* **What to do**
Of the entries below, copy only those lines that contain the word "môchte".
------
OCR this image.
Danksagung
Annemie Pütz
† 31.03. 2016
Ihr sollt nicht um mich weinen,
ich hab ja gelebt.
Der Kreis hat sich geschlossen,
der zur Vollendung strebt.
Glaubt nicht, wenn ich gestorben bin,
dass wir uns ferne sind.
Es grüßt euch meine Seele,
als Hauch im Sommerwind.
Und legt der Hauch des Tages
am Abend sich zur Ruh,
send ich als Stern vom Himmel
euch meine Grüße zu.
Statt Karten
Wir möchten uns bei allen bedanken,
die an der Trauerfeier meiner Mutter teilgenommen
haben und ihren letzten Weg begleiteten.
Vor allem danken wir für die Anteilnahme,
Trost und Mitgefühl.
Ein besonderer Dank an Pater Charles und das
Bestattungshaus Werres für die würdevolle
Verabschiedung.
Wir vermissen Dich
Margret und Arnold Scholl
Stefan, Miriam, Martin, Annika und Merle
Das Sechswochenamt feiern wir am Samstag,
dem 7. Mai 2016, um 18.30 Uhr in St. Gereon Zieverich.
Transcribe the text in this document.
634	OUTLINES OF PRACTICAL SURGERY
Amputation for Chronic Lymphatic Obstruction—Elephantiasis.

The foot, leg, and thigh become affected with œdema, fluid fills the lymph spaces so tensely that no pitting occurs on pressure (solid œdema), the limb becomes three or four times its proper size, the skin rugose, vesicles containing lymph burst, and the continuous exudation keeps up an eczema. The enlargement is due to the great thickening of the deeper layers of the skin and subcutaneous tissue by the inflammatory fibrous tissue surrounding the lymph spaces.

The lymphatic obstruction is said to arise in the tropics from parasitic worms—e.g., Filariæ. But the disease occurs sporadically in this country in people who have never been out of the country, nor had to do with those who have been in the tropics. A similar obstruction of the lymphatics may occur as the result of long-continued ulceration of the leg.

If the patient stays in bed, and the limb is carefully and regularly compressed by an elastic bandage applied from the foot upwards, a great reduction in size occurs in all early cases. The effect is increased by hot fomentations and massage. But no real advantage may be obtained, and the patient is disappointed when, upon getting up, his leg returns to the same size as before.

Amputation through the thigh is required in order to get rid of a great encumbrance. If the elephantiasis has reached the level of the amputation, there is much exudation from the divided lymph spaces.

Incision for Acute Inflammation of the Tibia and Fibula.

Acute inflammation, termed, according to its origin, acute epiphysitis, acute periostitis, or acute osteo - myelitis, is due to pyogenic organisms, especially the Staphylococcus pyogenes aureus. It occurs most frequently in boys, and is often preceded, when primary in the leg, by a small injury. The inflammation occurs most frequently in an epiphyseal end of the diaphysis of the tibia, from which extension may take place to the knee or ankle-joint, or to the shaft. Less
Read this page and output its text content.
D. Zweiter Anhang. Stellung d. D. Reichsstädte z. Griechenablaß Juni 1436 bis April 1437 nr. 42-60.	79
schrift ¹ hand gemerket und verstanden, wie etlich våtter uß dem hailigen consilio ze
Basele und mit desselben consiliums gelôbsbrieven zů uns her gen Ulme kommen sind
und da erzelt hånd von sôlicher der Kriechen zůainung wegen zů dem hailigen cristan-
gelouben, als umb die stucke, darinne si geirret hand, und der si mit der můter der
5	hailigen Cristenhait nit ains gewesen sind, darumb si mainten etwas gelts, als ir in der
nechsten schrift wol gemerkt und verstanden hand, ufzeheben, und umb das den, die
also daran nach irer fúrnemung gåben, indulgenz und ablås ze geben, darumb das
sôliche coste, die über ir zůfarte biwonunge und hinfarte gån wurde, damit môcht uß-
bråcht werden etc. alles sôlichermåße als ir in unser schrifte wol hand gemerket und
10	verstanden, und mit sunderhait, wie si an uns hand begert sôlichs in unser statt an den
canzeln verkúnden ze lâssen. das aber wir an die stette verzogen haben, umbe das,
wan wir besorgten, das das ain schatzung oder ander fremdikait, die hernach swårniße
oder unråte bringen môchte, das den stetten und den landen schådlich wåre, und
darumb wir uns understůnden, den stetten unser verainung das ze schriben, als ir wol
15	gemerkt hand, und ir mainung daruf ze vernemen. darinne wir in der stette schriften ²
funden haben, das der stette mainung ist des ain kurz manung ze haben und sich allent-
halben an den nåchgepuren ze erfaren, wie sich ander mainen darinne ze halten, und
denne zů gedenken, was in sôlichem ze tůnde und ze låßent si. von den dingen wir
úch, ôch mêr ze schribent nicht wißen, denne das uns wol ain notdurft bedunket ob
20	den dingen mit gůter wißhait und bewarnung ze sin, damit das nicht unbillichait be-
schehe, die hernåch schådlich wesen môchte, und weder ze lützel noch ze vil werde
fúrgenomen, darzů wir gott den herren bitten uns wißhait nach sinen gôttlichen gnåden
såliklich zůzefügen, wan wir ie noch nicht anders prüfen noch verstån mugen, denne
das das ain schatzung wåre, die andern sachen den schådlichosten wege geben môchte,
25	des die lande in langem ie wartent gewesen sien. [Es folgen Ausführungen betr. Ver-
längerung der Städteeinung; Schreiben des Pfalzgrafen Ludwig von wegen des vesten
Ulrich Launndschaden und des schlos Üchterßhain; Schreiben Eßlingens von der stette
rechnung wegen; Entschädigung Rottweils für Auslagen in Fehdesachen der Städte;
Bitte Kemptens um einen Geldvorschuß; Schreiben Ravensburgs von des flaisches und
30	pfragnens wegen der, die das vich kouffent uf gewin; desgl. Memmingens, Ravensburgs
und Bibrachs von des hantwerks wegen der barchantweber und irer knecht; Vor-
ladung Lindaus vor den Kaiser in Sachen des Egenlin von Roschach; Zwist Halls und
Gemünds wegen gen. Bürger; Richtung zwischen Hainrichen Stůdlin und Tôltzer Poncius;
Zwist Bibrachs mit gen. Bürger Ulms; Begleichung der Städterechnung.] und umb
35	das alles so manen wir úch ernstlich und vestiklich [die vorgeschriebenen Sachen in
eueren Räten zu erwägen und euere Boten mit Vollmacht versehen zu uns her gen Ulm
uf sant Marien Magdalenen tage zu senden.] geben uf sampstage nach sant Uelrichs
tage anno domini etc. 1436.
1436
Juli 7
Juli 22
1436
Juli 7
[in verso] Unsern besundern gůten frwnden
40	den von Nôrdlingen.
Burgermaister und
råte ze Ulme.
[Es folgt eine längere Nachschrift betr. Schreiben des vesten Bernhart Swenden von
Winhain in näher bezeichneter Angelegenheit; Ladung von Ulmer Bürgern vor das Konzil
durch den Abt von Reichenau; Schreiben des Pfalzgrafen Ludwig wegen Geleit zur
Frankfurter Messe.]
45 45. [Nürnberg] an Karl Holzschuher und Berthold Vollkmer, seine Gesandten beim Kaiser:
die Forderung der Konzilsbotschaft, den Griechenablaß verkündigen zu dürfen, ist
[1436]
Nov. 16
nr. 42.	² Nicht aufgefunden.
------
* **Reply**
oder unråte bringen môchte, das den stetten und den landen schådlich wåre, und
schehe, die hernåch schådlich wesen môchte, und weder ze lützel noch ze vil werde
das das ain schatzung wåre, die andern sachen den schådlichosten wege geben môchte,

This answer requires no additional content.